## start SUPPLIED TEXT

That sounds like a dance on a volcano, although Mount Everest isn’t one. According to his team Nobukazu Kuriki has started climbing the snowy Everest North Face. The 34-year-old Japanese wants to climb via the Hornbein Couloir to the 8850-meter-high summit, it said. Probably the “Supercouloir” route is meant, which combines the Japanese Couloir in the lower part with the Hornbein Couloir in the upper part of the wall. The route was opened by the Japanese climbers Tsuneo Shigehiro and Takashi Ozaki in spring 1980. “I am fully focused and start now”, Kuriki said by radio. In recent weeks Nobukazu had repeatedly explored possible ascent routes from the bottom of the wall and referred to high avalanche danger. For this reason, Kilian Jornet – as reported – had abandoned his Everest expedition. The Spaniard, known for his high-speed climbs, to his own words had climbed on the Tibetan normal route up to an altitude of 7,950 meters.

Mountaineers from lovesickness

Snowy Everest North Face

Snowy Everest North Face

Nobukazu Kuriki has announced to climb Everest solo and without bottled oxygen. He is trying for the sixth time to scale the highest mountain in the world in the post-monsoon period, for the first time, however, on the north side. He had got a first impression of the North Face in 2012. In this failed attempt via the West Ridge he had suffered so severe frostbite that later nine fingers had to be amputated almost completely. In 2014, he had summited with only one remaining intact finger the 8051-meter-high Broad Peak in Pakistan. By the way, the Japanese became a climber from lovesickness. His girlfriend, a passionate mountaineer, had jilted him. To find out what she had wanted for Kuriki himself began to climb – he says, anyway.

Update, 2.30 p.m.: Kuriki reports to this team that he has climbed up to 6,800 meters where he will spend the night. He says, he is “quite worried” about the snow conditions in the couloir.

## end SUPPLIED TEXT
## start EXERCISE MATERIALS

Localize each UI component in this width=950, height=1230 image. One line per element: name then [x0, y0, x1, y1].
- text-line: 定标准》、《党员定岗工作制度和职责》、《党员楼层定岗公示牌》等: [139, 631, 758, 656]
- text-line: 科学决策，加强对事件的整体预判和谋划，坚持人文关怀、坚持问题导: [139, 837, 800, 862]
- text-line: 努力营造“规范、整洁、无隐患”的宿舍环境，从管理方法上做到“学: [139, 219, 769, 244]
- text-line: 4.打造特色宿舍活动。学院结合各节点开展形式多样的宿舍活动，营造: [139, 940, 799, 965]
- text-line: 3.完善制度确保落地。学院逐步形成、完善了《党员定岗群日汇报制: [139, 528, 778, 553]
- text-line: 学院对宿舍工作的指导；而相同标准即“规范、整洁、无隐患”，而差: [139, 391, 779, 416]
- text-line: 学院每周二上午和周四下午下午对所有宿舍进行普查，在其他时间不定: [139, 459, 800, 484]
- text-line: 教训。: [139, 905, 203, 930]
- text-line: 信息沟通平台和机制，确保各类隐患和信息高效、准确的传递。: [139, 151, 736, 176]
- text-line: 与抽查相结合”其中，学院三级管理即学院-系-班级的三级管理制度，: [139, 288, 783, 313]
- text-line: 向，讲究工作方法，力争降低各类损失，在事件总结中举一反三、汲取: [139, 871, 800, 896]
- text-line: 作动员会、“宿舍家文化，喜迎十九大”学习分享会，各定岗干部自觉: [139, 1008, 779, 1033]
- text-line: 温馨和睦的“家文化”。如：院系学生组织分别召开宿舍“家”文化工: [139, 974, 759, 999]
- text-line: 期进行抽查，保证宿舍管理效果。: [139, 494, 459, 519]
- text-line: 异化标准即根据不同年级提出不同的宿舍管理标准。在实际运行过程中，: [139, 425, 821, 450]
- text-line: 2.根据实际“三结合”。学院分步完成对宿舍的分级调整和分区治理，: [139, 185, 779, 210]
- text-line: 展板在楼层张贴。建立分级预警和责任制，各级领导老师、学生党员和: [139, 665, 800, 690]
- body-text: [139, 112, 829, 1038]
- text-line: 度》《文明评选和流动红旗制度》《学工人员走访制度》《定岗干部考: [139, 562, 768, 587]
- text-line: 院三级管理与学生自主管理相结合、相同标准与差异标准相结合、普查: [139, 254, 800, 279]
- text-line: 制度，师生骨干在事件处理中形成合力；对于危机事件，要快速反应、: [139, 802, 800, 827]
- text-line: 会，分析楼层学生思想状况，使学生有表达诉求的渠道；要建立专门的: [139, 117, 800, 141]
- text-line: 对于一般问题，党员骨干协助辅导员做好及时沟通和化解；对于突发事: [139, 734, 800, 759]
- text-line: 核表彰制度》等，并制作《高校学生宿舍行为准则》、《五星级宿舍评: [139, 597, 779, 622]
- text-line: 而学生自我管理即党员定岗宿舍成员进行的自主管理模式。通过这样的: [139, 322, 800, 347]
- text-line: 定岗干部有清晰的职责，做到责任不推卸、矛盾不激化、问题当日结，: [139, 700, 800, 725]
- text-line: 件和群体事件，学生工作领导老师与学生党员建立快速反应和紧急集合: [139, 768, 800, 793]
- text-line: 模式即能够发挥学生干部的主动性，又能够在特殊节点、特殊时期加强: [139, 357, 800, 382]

## end EXERCISE MATERIALS

__SHORT EXERCISE A__. According to the Everest text's update, at what altitude does Kuriki plan to spend the night?
__SHORT EXERCISE B__. Convert the rows into a numbered list, omitting blank lines, starting with the first line of the rows and going on through the line that contains "- text-line: 教训。: [139, 905, 203, 930]".
The text and the rows are unrelated to each other.

__EXERCISE RESPONSE A__. 6,800 meters

__EXERCISE RESPONSE B__.
1. Localize each UI component in this width=950, height=1230 image. One line per element: name then [x0, y0, x1, y1].
2. - text-line: 定标准》、《党员定岗工作制度和职责》、《党员楼层定岗公示牌》等: [139, 631, 758, 656]
3. - text-line: 科学决策，加强对事件的整体预判和谋划，坚持人文关怀、坚持问题导: [139, 837, 800, 862]
4. - text-line: 努力营造“规范、整洁、无隐患”的宿舍环境，从管理方法上做到“学: [139, 219, 769, 244]
5. - text-line: 4.打造特色宿舍活动。学院结合各节点开展形式多样的宿舍活动，营造: [139, 940, 799, 965]
6. - text-line: 3.完善制度确保落地。学院逐步形成、完善了《党员定岗群日汇报制: [139, 528, 778, 553]
7. - text-line: 学院对宿舍工作的指导；而相同标准即“规范、整洁、无隐患”，而差: [139, 391, 779, 416]
8. - text-line: 学院每周二上午和周四下午下午对所有宿舍进行普查，在其他时间不定: [139, 459, 800, 484]
9. - text-line: 教训。: [139, 905, 203, 930]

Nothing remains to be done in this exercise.